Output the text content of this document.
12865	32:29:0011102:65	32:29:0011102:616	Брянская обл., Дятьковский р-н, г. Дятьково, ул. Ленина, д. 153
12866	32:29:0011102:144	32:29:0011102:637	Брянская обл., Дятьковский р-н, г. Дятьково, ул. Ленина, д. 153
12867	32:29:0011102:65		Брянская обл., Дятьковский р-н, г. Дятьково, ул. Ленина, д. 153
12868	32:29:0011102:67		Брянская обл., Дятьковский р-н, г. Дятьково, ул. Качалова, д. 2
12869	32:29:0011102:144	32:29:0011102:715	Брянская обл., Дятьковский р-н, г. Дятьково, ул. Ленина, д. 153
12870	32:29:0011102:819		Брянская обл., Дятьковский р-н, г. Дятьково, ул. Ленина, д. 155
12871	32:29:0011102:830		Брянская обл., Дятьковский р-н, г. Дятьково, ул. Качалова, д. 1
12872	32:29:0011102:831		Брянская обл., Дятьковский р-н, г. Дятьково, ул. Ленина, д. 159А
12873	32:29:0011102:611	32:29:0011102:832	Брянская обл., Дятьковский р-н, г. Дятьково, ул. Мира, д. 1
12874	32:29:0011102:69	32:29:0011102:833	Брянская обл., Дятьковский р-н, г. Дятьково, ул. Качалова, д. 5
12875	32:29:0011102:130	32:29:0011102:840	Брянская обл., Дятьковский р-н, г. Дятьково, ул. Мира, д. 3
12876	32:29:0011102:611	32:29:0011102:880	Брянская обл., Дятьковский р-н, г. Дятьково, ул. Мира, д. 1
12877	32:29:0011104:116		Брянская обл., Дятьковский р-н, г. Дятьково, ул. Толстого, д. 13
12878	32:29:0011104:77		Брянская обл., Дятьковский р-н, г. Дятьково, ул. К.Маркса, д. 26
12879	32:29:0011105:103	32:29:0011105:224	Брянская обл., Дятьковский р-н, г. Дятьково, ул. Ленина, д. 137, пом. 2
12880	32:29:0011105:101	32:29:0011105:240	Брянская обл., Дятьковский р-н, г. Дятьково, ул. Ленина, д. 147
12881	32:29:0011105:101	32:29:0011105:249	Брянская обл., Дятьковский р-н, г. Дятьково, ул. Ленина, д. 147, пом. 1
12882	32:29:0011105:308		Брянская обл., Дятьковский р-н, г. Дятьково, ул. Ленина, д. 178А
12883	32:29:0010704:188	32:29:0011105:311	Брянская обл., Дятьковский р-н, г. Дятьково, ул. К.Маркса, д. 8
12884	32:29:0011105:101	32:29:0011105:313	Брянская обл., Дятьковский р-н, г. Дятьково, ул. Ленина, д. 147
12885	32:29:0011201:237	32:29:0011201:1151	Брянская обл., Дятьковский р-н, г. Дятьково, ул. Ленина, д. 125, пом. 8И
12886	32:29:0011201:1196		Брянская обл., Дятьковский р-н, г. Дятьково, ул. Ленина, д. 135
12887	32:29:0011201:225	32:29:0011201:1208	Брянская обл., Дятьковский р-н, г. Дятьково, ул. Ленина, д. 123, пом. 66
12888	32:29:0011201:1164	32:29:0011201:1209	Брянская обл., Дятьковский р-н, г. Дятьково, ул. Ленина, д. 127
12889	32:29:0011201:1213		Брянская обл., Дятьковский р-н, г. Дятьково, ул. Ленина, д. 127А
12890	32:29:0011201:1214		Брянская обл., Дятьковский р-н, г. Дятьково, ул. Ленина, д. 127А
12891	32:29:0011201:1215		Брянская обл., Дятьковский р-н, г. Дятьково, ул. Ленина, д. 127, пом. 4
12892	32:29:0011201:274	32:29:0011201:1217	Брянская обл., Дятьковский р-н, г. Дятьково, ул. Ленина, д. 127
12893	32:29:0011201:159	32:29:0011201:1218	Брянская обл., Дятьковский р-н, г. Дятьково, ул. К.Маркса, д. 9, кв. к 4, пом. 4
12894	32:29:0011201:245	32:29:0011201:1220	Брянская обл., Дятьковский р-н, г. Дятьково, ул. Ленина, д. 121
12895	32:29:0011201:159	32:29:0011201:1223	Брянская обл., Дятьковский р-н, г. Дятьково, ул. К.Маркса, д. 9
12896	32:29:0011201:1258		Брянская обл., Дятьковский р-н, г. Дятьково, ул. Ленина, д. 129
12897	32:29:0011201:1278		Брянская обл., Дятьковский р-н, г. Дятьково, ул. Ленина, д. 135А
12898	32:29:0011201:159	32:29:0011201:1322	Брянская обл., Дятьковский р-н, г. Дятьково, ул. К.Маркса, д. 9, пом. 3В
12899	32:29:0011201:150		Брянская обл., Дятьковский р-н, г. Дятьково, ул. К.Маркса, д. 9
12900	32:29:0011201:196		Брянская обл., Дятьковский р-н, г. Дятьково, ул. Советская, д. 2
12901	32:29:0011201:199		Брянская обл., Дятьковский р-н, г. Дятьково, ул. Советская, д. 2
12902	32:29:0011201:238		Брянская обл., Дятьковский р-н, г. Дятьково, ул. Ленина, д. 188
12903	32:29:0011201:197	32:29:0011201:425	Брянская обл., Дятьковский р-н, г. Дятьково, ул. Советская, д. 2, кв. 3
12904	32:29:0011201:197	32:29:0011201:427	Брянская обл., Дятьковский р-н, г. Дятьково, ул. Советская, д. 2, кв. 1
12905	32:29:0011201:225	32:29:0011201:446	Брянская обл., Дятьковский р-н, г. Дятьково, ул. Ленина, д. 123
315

============

[GIVEN TASK]:
Could you transcribe the records in full, exactly?

[SOLUTION FOR THIS PROBLEM]:
Output the text content of this document.
12865	32:29:0011102:65	32:29:0011102:616	Брянская обл., Дятьковский р-н, г. Дятьково, ул. Ленина, д. 153
12866	32:29:0011102:144	32:29:0011102:637	Брянская обл., Дятьковский р-н, г. Дятьково, ул. Ленина, д. 153
12867	32:29:0011102:65		Брянская обл., Дятьковский р-н, г. Дятьково, ул. Ленина, д. 153
12868	32:29:0011102:67		Брянская обл., Дятьковский р-н, г. Дятьково, ул. Качалова, д. 2
12869	32:29:0011102:144	32:29:0011102:715	Брянская обл., Дятьковский р-н, г. Дятьково, ул. Ленина, д. 153
12870	32:29:0011102:819		Брянская обл., Дятьковский р-н, г. Дятьково, ул. Ленина, д. 155
12871	32:29:0011102:830		Брянская обл., Дятьковский р-н, г. Дятьково, ул. Качалова, д. 1
12872	32:29:0011102:831		Брянская обл., Дятьковский р-н, г. Дятьково, ул. Ленина, д. 159А
12873	32:29:0011102:611	32:29:0011102:832	Брянская обл., Дятьковский р-н, г. Дятьково, ул. Мира, д. 1
12874	32:29:0011102:69	32:29:0011102:833	Брянская обл., Дятьковский р-н, г. Дятьково, ул. Качалова, д. 5
12875	32:29:0011102:130	32:29:0011102:840	Брянская обл., Дятьковский р-н, г. Дятьково, ул. Мира, д. 3
12876	32:29:0011102:611	32:29:0011102:880	Брянская обл., Дятьковский р-н, г. Дятьково, ул. Мира, д. 1
12877	32:29:0011104:116		Брянская обл., Дятьковский р-н, г. Дятьково, ул. Толстого, д. 13
12878	32:29:0011104:77		Брянская обл., Дятьковский р-н, г. Дятьково, ул. К.Маркса, д. 26
12879	32:29:0011105:103	32:29:0011105:224	Брянская обл., Дятьковский р-н, г. Дятьково, ул. Ленина, д. 137, пом. 2
12880	32:29:0011105:101	32:29:0011105:240	Брянская обл., Дятьковский р-н, г. Дятьково, ул. Ленина, д. 147
12881	32:29:0011105:101	32:29:0011105:249	Брянская обл., Дятьковский р-н, г. Дятьково, ул. Ленина, д. 147, пом. 1
12882	32:29:0011105:308		Брянская обл., Дятьковский р-н, г. Дятьково, ул. Ленина, д. 178А
12883	32:29:0010704:188	32:29:0011105:311	Брянская обл., Дятьковский р-н, г. Дятьково, ул. К.Маркса, д. 8
12884	32:29:0011105:101	32:29:0011105:313	Брянская обл., Дятьковский р-н, г. Дятьково, ул. Ленина, д. 147
12885	32:29:0011201:237	32:29:0011201:1151	Брянская обл., Дятьковский р-н, г. Дятьково, ул. Ленина, д. 125, пом. 8И
12886	32:29:0011201:1196		Брянская обл., Дятьковский р-н, г. Дятьково, ул. Ленина, д. 135
12887	32:29:0011201:225	32:29:0011201:1208	Брянская обл., Дятьковский р-н, г. Дятьково, ул. Ленина, д. 123, пом. 66
12888	32:29:0011201:1164	32:29:0011201:1209	Брянская обл., Дятьковский р-н, г. Дятьково, ул. Ленина, д. 127
12889	32:29:0011201:1213		Брянская обл., Дятьковский р-н, г. Дятьково, ул. Ленина, д. 127А
12890	32:29:0011201:1214		Брянская обл., Дятьковский р-н, г. Дятьково, ул. Ленина, д. 127А
12891	32:29:0011201:1215		Брянская обл., Дятьковский р-н, г. Дятьково, ул. Ленина, д. 127, пом. 4
12892	32:29:0011201:274	32:29:0011201:1217	Брянская обл., Дятьковский р-н, г. Дятьково, ул. Ленина, д. 127
12893	32:29:0011201:159	32:29:0011201:1218	Брянская обл., Дятьковский р-н, г. Дятьково, ул. К.Маркса, д. 9, кв. к 4, пом. 4
12894	32:29:0011201:245	32:29:0011201:1220	Брянская обл., Дятьковский р-н, г. Дятьково, ул. Ленина, д. 121
12895	32:29:0011201:159	32:29:0011201:1223	Брянская обл., Дятьковский р-н, г. Дятьково, ул. К.Маркса, д. 9
12896	32:29:0011201:1258		Брянская обл., Дятьковский р-н, г. Дятьково, ул. Ленина, д. 129
12897	32:29:0011201:1278		Брянская обл., Дятьковский р-н, г. Дятьково, ул. Ленина, д. 135А
12898	32:29:0011201:159	32:29:0011201:1322	Брянская обл., Дятьковский р-н, г. Дятьково, ул. К.Маркса, д. 9, пом. 3В
12899	32:29:0011201:150		Брянская обл., Дятьковский р-н, г. Дятьково, ул. К.Маркса, д. 9
12900	32:29:0011201:196		Брянская обл., Дятьковский р-н, г. Дятьково, ул. Советская, д. 2
12901	32:29:0011201:199		Брянская обл., Дятьковский р-н, г. Дятьково, ул. Советская, д. 2
12902	32:29:0011201:238		Брянская обл., Дятьковский р-н, г. Дятьково, ул. Ленина, д. 188
12903	32:29:0011201:197	32:29:0011201:425	Брянская обл., Дятьковский р-н, г. Дятьково, ул. Советская, д. 2, кв. 3
12904	32:29:0011201:197	32:29:0011201:427	Брянская обл., Дятьковский р-н, г. Дятьково, ул. Советская, д. 2, кв. 1
12905	32:29:0011201:225	32:29:0011201:446	Брянская обл., Дятьковский р-н, г. Дятьково, ул. Ленина, д. 123
315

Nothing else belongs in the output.